PROBLEM STATEMENT -> Locate all lines with the word "folder". Copy them.

RECORDS ->

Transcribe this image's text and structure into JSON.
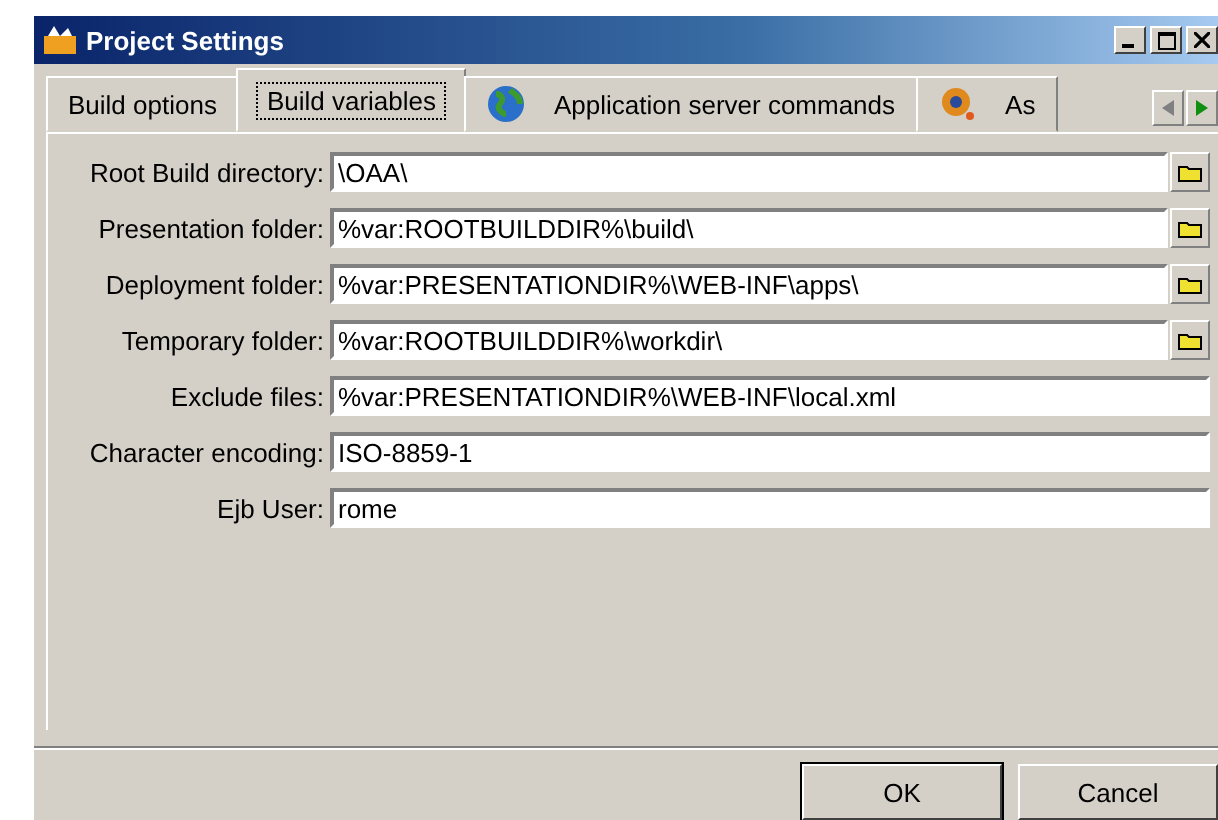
{
  "window": {
    "title": "Project Settings"
  },
  "tabs": [
    {
      "label": "Build options",
      "selected": false
    },
    {
      "label": "Build variables",
      "selected": true
    },
    {
      "label": "Application server commands",
      "selected": false
    },
    {
      "label": "As",
      "selected": false
    }
  ],
  "fields": [
    {
      "label": "Root Build directory:",
      "value": "\\OAA\\",
      "browse": true
    },
    {
      "label": "Presentation folder:",
      "value": "%var:ROOTBUILDDIR%\\build\\",
      "browse": true
    },
    {
      "label": "Deployment folder:",
      "value": "%var:PRESENTATIONDIR%\\WEB-INF\\apps\\",
      "browse": true
    },
    {
      "label": "Temporary folder:",
      "value": "%var:ROOTBUILDDIR%\\workdir\\",
      "browse": true
    },
    {
      "label": "Exclude files:",
      "value": "%var:PRESENTATIONDIR%\\WEB-INF\\local.xml",
      "browse": false
    },
    {
      "label": "Character encoding:",
      "value": "ISO-8859-1",
      "browse": false
    },
    {
      "label": "Ejb User:",
      "value": "rome",
      "browse": false
    }
  ],
  "buttons": [
    {
      "label": "OK",
      "default": true
    },
    {
      "label": "Cancel",
      "default": false
    }
  ]
}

OUTPUT OF THE EXERCISE ->
      "label": "Presentation folder:",
      "label": "Deployment folder:",
      "label": "Temporary folder:",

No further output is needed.